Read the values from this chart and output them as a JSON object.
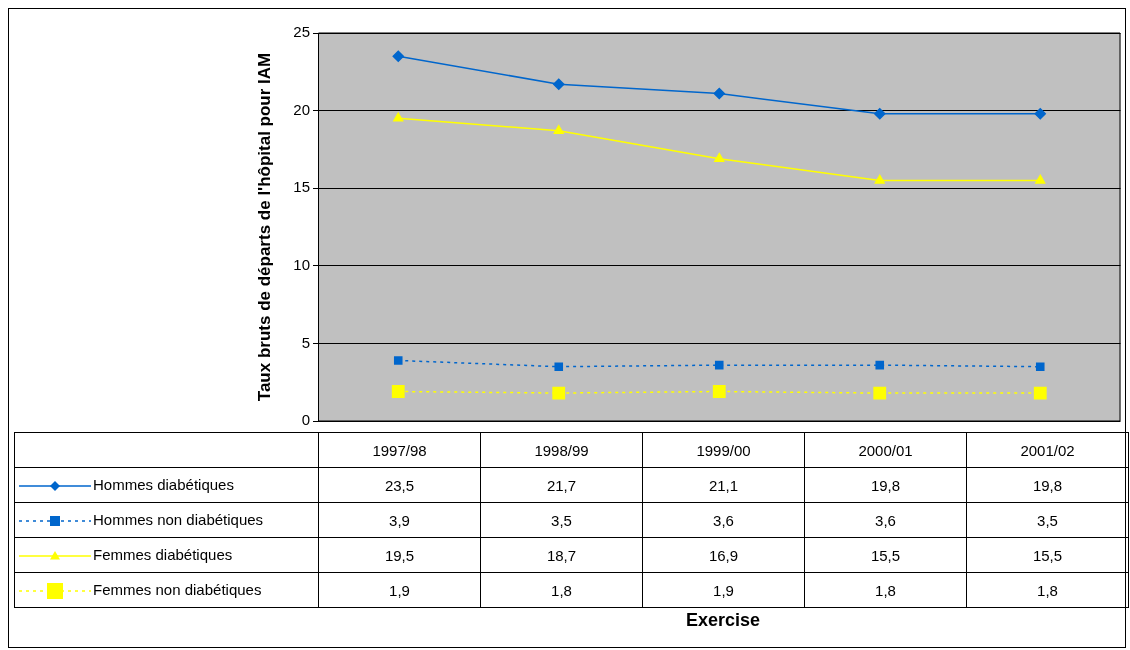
{
  "chart_data": {
    "type": "line",
    "ylabel": "Taux bruts de départs de l'hôpital pour IAM",
    "annotations": [
      "Exercise"
    ],
    "categories": [
      "1997/98",
      "1998/99",
      "1999/00",
      "2000/01",
      "2001/02"
    ],
    "ylim": [
      0,
      25
    ],
    "yticks": [
      0,
      5,
      10,
      15,
      20,
      25
    ],
    "grid": "y",
    "legend": "bottom",
    "series": [
      {
        "name": "Hommes diabétiques",
        "color": "#0066cc",
        "marker": "diamond",
        "line_style": "solid",
        "values": [
          23.5,
          21.7,
          21.1,
          19.8,
          19.8
        ],
        "value_labels": [
          "23,5",
          "21,7",
          "21,1",
          "19,8",
          "19,8"
        ]
      },
      {
        "name": "Hommes non diabétiques",
        "color": "#0066cc",
        "marker": "square",
        "line_style": "dotted",
        "values": [
          3.9,
          3.5,
          3.6,
          3.6,
          3.5
        ],
        "value_labels": [
          "3,9",
          "3,5",
          "3,6",
          "3,6",
          "3,5"
        ]
      },
      {
        "name": "Femmes diabétiques",
        "color": "#ffff00",
        "marker": "triangle",
        "line_style": "solid",
        "values": [
          19.5,
          18.7,
          16.9,
          15.5,
          15.5
        ],
        "value_labels": [
          "19,5",
          "18,7",
          "16,9",
          "15,5",
          "15,5"
        ]
      },
      {
        "name": "Femmes non diabétiques",
        "color": "#ffff00",
        "marker": "square",
        "line_style": "dotted",
        "values": [
          1.9,
          1.8,
          1.9,
          1.8,
          1.8
        ],
        "value_labels": [
          "1,9",
          "1,8",
          "1,9",
          "1,8",
          "1,8"
        ]
      }
    ]
  }
}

* * * * * * * * *

YOUR GOAL: Every line of the data should be copied as it stands, without the images.

RIGHT ANSWER:
Read the values from this chart and output them as a JSON object.
{
  "chart_data": {
    "type": "line",
    "ylabel": "Taux bruts de départs de l'hôpital pour IAM",
    "annotations": [
      "Exercise"
    ],
    "categories": [
      "1997/98",
      "1998/99",
      "1999/00",
      "2000/01",
      "2001/02"
    ],
    "ylim": [
      0,
      25
    ],
    "yticks": [
      0,
      5,
      10,
      15,
      20,
      25
    ],
    "grid": "y",
    "legend": "bottom",
    "series": [
      {
        "name": "Hommes diabétiques",
        "color": "#0066cc",
        "marker": "diamond",
        "line_style": "solid",
        "values": [
          23.5,
          21.7,
          21.1,
          19.8,
          19.8
        ],
        "value_labels": [
          "23,5",
          "21,7",
          "21,1",
          "19,8",
          "19,8"
        ]
      },
      {
        "name": "Hommes non diabétiques",
        "color": "#0066cc",
        "marker": "square",
        "line_style": "dotted",
        "values": [
          3.9,
          3.5,
          3.6,
          3.6,
          3.5
        ],
        "value_labels": [
          "3,9",
          "3,5",
          "3,6",
          "3,6",
          "3,5"
        ]
      },
      {
        "name": "Femmes diabétiques",
        "color": "#ffff00",
        "marker": "triangle",
        "line_style": "solid",
        "values": [
          19.5,
          18.7,
          16.9,
          15.5,
          15.5
        ],
        "value_labels": [
          "19,5",
          "18,7",
          "16,9",
          "15,5",
          "15,5"
        ]
      },
      {
        "name": "Femmes non diabétiques",
        "color": "#ffff00",
        "marker": "square",
        "line_style": "dotted",
        "values": [
          1.9,
          1.8,
          1.9,
          1.8,
          1.8
        ],
        "value_labels": [
          "1,9",
          "1,8",
          "1,9",
          "1,8",
          "1,8"
        ]
      }
    ]
  }
}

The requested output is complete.